*DIRECTIVE*
Filter the entries that follow, copying every line in which the word "работников" appears.
§ §
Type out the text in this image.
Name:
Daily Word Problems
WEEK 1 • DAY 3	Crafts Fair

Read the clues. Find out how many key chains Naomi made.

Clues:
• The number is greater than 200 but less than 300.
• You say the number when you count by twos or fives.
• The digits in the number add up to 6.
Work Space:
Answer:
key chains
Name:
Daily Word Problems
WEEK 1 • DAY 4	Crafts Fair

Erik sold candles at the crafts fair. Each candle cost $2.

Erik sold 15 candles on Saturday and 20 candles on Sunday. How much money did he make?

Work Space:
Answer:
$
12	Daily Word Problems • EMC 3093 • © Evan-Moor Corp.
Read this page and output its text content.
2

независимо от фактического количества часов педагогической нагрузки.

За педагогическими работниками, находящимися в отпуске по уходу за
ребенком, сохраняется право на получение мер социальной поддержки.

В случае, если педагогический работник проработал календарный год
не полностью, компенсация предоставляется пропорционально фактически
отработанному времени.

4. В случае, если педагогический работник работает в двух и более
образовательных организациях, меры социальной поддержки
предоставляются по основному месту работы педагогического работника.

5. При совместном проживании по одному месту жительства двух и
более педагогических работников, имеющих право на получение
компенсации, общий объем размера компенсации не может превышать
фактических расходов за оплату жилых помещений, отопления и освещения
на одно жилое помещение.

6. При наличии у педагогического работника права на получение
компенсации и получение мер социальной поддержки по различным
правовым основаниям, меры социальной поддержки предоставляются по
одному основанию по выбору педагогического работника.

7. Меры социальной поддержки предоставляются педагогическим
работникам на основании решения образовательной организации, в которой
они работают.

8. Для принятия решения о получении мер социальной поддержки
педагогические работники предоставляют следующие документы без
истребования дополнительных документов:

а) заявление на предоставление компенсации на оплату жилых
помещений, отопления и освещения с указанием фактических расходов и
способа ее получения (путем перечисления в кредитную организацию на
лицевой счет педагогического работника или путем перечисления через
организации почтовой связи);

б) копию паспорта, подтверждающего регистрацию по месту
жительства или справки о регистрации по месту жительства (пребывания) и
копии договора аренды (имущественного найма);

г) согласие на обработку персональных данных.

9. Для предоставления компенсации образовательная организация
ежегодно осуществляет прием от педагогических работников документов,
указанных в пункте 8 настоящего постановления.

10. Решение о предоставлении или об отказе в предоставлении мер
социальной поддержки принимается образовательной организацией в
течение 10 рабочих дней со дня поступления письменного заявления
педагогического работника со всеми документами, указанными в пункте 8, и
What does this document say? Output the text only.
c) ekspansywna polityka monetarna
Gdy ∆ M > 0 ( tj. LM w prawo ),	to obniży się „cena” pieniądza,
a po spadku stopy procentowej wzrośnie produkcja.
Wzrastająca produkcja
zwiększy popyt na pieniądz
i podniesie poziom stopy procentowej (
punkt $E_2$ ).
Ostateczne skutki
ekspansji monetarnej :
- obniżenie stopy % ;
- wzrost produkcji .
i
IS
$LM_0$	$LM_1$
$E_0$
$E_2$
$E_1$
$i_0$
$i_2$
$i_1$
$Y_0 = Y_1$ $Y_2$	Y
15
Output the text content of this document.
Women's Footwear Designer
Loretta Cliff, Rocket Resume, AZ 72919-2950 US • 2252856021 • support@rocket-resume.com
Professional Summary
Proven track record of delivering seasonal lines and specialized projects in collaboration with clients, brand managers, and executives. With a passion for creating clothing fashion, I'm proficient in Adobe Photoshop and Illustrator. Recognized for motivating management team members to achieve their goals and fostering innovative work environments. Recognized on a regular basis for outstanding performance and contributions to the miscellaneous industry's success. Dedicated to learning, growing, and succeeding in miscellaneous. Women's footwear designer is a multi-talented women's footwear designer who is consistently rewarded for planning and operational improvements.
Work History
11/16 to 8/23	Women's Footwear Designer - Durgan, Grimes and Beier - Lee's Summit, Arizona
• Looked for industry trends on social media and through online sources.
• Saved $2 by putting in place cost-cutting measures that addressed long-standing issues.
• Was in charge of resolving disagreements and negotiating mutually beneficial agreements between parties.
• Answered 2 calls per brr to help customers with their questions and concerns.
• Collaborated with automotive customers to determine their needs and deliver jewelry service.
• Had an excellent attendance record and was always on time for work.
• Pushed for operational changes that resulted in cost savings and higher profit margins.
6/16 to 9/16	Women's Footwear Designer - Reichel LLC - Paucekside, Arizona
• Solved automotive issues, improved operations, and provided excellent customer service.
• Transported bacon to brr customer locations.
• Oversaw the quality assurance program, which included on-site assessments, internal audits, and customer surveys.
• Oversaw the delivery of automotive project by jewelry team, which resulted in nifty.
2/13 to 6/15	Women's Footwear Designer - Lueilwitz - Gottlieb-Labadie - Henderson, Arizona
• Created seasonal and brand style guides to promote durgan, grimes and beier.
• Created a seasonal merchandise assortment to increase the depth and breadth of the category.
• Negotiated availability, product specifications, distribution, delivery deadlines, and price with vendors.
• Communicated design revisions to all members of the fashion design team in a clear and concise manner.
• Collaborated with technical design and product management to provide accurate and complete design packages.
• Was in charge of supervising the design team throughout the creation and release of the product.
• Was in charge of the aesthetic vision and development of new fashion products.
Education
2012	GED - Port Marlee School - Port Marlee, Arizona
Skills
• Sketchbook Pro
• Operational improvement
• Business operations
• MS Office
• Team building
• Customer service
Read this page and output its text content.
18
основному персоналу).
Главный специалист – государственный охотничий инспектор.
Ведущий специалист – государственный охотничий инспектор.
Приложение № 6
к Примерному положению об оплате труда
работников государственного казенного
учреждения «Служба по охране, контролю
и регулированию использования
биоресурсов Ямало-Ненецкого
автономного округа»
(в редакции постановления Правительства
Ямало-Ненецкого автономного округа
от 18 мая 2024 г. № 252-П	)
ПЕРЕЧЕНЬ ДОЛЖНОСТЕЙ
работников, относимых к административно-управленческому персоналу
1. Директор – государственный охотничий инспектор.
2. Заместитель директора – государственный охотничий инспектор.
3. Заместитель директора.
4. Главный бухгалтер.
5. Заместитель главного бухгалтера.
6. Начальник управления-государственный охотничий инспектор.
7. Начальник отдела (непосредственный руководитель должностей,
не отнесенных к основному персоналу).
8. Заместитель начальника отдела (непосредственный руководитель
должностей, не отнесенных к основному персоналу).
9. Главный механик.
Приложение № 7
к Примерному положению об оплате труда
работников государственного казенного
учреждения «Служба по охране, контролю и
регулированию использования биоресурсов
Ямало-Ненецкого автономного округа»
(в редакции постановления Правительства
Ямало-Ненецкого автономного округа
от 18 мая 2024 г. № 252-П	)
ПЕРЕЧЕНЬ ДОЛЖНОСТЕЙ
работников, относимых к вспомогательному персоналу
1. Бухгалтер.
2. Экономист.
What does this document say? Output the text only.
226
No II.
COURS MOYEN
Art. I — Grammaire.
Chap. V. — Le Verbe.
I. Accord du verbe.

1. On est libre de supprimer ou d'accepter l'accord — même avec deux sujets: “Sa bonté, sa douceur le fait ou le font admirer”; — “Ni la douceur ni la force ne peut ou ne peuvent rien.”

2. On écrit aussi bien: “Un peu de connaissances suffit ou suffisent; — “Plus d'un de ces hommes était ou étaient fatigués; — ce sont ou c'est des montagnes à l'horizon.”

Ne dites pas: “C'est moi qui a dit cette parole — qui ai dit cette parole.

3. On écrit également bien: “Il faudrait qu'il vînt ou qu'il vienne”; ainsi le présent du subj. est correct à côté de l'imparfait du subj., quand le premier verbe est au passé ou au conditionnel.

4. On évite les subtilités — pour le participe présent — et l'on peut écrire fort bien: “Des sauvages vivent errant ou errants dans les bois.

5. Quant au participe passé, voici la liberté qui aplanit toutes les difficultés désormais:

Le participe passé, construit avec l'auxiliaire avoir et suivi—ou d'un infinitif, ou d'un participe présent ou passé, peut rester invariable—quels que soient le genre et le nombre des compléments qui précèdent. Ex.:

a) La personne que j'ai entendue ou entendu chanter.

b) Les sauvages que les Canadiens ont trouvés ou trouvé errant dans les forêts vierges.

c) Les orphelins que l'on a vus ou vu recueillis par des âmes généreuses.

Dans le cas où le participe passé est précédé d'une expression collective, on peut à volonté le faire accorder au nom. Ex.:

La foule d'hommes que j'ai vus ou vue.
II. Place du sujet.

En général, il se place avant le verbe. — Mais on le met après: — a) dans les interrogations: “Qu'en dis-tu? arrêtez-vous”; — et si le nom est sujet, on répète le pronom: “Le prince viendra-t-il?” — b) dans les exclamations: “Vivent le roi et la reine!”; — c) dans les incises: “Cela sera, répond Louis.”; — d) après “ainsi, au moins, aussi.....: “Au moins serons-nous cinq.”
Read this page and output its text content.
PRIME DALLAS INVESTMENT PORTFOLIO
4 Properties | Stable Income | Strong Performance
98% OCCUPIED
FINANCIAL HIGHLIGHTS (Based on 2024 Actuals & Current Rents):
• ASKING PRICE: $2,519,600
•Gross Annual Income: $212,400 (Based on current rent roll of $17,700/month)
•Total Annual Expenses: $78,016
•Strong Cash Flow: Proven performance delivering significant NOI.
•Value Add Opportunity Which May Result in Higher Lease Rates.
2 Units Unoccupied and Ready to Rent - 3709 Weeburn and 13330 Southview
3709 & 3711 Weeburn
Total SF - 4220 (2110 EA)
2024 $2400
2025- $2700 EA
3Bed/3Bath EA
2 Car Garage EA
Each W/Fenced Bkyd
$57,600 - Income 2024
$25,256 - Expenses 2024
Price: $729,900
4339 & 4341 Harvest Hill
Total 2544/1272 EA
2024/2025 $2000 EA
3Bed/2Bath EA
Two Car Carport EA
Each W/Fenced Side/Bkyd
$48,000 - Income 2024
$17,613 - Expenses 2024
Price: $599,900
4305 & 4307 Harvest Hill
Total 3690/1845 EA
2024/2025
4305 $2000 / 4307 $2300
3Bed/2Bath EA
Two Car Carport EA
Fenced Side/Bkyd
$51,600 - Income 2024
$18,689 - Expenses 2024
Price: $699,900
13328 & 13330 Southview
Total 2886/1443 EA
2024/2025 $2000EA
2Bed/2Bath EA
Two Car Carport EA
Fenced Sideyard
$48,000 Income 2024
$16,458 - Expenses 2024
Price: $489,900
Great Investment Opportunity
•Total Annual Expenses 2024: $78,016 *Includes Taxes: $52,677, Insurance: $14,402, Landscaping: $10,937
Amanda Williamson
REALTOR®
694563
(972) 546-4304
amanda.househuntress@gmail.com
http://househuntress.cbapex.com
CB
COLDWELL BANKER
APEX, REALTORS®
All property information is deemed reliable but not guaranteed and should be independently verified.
§ §
*TASK ANSWER*
более педагогических работников, имеющих право на получение
ежегодно осуществляет прием от педагогических работников документов,
работников государственного казенного
работников, относимых к административно-управленческому персоналу
работников государственного казенного
работников, относимых к вспомогательному персоналу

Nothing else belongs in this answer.